(Recorded data)
^^^^
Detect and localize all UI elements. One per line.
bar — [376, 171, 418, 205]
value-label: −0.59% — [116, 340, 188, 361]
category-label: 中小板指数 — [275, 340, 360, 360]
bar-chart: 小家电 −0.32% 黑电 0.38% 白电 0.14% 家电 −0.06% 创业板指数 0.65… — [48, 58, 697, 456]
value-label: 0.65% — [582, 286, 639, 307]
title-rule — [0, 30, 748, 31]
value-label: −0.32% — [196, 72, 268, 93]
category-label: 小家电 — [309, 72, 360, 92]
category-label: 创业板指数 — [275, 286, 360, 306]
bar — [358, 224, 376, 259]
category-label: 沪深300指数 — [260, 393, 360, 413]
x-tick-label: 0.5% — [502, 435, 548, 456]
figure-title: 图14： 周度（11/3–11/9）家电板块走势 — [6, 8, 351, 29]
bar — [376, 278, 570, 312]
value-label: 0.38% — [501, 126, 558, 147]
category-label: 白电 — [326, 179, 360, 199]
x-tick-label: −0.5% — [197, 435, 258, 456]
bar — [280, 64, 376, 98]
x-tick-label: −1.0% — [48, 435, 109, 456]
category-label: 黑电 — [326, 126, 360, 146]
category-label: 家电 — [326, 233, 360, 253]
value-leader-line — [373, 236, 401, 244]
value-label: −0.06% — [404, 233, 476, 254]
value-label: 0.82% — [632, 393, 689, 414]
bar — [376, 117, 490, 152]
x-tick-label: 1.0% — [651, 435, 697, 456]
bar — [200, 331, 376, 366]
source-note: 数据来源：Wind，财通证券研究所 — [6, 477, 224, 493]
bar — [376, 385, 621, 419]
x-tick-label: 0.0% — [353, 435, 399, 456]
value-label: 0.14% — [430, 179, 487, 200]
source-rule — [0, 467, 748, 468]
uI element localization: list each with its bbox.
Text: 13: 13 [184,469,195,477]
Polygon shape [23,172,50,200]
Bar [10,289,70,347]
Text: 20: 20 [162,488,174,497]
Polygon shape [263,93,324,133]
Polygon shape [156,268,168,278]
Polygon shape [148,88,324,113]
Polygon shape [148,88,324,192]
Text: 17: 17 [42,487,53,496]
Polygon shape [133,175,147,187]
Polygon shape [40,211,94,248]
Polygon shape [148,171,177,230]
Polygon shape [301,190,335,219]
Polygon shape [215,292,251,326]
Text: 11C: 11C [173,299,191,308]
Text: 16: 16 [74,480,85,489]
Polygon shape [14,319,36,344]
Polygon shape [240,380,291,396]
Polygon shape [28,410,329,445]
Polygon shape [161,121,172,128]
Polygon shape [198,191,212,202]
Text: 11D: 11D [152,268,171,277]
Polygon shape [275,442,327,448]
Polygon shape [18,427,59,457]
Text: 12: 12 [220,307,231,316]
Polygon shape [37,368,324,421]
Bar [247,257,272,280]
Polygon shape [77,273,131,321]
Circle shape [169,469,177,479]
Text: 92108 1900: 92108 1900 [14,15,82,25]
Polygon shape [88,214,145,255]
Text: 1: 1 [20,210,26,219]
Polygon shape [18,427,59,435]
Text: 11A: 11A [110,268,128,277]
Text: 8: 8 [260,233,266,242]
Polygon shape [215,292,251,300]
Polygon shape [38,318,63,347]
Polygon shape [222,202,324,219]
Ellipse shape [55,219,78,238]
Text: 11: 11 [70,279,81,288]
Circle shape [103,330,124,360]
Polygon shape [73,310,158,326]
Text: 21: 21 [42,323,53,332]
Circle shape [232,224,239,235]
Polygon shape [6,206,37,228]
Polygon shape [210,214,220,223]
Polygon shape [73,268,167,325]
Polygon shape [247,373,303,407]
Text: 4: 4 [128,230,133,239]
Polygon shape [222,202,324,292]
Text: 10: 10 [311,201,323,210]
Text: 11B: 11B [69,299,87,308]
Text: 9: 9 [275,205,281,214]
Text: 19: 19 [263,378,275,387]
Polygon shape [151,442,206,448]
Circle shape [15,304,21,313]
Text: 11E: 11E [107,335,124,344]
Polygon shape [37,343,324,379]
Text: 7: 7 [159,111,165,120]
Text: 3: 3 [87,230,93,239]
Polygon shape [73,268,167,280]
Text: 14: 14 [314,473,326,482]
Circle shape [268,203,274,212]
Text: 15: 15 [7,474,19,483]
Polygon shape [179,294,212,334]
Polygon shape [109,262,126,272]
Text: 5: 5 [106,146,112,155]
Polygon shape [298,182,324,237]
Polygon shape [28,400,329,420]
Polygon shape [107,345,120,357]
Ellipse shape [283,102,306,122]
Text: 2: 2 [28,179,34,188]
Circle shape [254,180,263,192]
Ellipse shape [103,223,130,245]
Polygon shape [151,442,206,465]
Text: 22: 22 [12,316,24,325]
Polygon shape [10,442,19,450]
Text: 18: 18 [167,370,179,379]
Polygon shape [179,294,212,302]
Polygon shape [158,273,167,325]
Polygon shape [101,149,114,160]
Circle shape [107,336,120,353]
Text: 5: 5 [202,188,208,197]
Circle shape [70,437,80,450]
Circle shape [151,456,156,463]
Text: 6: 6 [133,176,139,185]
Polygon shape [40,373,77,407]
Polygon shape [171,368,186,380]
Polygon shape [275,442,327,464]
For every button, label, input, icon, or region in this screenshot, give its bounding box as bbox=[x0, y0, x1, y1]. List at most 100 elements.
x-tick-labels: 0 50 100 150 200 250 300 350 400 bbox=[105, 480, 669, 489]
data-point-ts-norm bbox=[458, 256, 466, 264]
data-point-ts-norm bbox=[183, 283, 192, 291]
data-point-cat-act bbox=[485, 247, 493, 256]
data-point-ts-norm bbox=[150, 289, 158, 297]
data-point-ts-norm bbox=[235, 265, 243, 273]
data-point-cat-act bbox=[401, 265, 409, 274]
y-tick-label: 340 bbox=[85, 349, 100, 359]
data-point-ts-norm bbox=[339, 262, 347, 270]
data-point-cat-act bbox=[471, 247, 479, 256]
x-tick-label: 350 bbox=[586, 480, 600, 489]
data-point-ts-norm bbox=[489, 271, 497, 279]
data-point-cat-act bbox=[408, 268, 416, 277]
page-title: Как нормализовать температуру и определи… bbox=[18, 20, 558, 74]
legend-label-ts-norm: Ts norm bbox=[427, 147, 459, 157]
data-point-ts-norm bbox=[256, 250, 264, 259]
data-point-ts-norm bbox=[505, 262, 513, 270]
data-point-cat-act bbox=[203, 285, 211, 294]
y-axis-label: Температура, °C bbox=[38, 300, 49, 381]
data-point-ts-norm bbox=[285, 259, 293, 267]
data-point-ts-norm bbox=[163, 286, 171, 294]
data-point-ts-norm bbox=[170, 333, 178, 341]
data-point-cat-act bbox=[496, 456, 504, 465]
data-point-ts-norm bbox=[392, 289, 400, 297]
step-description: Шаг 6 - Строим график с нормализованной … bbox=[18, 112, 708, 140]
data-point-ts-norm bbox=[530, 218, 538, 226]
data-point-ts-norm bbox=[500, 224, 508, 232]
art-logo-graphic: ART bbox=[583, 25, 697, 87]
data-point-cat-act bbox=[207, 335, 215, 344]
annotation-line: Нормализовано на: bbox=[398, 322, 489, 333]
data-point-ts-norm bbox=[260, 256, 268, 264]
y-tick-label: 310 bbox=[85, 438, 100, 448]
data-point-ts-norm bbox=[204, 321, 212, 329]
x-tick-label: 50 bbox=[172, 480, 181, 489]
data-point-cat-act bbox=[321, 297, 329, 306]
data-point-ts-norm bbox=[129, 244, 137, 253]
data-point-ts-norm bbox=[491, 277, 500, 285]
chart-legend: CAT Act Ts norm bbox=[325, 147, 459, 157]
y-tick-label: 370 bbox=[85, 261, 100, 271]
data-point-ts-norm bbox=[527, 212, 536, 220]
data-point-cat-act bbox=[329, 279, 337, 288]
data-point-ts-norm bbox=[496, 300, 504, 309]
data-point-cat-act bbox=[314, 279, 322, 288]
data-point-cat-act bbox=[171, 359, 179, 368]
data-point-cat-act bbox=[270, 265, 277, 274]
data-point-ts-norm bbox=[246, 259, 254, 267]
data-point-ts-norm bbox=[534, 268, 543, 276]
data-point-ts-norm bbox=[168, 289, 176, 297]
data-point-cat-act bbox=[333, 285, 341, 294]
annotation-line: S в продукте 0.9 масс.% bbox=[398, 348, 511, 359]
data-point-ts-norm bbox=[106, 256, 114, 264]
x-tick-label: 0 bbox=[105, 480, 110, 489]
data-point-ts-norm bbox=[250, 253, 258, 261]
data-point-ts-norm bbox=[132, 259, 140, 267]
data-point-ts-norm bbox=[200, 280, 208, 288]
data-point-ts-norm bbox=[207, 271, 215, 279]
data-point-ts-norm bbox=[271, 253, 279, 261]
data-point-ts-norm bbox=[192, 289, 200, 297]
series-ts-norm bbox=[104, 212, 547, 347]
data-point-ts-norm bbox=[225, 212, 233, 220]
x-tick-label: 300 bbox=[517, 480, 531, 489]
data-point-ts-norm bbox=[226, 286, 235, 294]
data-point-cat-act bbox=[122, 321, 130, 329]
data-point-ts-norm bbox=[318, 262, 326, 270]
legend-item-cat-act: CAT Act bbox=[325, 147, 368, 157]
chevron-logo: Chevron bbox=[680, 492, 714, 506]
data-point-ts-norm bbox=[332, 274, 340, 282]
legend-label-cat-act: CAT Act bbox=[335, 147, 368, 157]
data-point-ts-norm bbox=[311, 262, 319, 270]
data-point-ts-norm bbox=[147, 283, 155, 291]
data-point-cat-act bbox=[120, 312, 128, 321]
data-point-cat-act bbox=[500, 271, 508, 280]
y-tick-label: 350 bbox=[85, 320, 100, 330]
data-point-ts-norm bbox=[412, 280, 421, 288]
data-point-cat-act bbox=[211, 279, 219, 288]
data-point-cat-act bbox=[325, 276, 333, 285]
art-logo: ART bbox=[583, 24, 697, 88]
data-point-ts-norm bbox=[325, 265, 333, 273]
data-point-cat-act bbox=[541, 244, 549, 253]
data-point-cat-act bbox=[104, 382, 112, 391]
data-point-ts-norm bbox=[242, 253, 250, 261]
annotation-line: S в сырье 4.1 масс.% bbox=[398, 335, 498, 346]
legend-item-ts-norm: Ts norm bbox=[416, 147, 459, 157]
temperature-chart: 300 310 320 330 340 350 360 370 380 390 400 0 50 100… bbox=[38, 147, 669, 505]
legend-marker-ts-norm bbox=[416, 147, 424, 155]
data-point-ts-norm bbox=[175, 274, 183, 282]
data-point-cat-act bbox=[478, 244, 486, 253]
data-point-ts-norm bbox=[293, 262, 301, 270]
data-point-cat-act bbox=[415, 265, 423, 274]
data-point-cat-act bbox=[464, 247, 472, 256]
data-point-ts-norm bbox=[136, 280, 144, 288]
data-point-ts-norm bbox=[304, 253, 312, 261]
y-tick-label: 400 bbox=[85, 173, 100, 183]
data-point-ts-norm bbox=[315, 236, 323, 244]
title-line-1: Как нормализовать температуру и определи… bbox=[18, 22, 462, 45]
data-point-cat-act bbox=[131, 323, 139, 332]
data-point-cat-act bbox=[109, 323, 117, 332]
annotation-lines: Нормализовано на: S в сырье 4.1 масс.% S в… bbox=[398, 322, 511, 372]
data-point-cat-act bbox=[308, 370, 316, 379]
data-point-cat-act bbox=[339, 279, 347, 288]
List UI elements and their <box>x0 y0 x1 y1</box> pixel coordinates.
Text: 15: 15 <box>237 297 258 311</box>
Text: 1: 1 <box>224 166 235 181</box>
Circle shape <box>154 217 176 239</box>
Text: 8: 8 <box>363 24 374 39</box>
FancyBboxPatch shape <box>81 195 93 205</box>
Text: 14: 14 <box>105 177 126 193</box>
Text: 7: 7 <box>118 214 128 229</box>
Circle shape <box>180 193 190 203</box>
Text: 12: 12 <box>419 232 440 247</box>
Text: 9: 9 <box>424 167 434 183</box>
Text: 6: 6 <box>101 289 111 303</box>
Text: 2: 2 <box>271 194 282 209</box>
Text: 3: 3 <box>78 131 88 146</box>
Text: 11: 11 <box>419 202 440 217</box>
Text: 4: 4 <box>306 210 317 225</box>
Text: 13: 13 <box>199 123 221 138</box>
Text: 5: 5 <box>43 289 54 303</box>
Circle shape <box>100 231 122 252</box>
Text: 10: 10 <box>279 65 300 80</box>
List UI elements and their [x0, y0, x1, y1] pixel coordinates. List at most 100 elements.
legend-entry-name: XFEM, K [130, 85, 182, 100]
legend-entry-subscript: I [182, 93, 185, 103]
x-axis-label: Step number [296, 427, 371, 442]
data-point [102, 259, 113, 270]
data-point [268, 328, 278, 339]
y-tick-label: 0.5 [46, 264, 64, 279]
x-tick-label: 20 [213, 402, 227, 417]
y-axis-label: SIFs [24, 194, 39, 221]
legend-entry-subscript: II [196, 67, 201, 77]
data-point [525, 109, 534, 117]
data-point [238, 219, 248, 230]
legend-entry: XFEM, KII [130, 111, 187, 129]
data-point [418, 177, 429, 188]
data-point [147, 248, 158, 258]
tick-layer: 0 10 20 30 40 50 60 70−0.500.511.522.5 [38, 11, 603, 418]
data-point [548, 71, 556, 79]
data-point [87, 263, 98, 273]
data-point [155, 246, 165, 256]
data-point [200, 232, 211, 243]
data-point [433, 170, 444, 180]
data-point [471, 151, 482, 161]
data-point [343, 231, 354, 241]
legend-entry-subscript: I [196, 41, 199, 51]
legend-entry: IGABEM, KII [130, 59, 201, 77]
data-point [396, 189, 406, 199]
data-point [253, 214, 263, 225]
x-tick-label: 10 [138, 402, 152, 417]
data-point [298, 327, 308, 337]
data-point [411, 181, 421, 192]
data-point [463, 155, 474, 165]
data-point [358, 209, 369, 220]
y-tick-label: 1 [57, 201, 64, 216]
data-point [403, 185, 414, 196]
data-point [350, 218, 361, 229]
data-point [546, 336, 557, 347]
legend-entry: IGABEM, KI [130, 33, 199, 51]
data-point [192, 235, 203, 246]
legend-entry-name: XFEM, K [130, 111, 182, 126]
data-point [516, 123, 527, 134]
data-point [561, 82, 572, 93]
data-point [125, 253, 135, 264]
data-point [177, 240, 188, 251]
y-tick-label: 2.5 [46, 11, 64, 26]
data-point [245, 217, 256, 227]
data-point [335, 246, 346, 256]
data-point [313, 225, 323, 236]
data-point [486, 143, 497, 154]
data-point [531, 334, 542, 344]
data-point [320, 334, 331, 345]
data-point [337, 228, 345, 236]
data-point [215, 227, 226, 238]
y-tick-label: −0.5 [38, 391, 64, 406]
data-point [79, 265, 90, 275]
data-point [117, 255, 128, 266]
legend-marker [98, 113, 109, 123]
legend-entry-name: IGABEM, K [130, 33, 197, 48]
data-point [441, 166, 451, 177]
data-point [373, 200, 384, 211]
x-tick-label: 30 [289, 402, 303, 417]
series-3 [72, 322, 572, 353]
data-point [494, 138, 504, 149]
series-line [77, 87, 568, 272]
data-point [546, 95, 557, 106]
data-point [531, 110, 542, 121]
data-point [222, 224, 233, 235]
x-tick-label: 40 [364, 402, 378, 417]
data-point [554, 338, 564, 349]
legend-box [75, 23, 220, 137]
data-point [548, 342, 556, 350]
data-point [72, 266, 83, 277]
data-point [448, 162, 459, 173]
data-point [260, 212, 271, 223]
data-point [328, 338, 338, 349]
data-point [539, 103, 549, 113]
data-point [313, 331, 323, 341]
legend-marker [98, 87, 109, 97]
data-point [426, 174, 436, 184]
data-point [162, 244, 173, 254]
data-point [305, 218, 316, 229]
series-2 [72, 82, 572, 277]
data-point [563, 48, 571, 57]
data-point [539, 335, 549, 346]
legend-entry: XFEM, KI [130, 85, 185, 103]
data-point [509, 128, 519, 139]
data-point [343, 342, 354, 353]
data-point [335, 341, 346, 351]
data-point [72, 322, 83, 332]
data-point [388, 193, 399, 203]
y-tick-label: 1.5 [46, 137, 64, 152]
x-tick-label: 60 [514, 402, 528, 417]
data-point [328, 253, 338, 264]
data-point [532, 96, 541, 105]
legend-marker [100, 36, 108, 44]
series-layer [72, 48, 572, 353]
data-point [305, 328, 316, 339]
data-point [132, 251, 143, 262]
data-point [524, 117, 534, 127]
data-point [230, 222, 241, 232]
^^^^
*EXERCISE OBJECTIVE*. Reproduce the rows word for word, from the very first one down through the line containing "x-tick-label: 1.0% — [651, 435, 697, 456]", including both ends.

*RESPONSE BELOW*.
Detect and localize all UI elements. One per line.
bar — [376, 171, 418, 205]
value-label: −0.59% — [116, 340, 188, 361]
category-label: 中小板指数 — [275, 340, 360, 360]
bar-chart: 小家电 −0.32% 黑电 0.38% 白电 0.14% 家电 −0.06% 创业板指数 0.65… — [48, 58, 697, 456]
value-label: 0.65% — [582, 286, 639, 307]
title-rule — [0, 30, 748, 31]
value-label: −0.32% — [196, 72, 268, 93]
category-label: 小家电 — [309, 72, 360, 92]
category-label: 创业板指数 — [275, 286, 360, 306]
bar — [358, 224, 376, 259]
category-label: 沪深300指数 — [260, 393, 360, 413]
x-tick-label: 0.5% — [502, 435, 548, 456]
figure-title: 图14： 周度（11/3–11/9）家电板块走势 — [6, 8, 351, 29]
bar — [376, 278, 570, 312]
value-label: 0.38% — [501, 126, 558, 147]
category-label: 白电 — [326, 179, 360, 199]
x-tick-label: −0.5% — [197, 435, 258, 456]
bar — [280, 64, 376, 98]
x-tick-label: −1.0% — [48, 435, 109, 456]
category-label: 黑电 — [326, 126, 360, 146]
category-label: 家电 — [326, 233, 360, 253]
value-leader-line — [373, 236, 401, 244]
value-label: −0.06% — [404, 233, 476, 254]
value-label: 0.82% — [632, 393, 689, 414]
bar — [376, 117, 490, 152]
x-tick-label: 1.0% — [651, 435, 697, 456]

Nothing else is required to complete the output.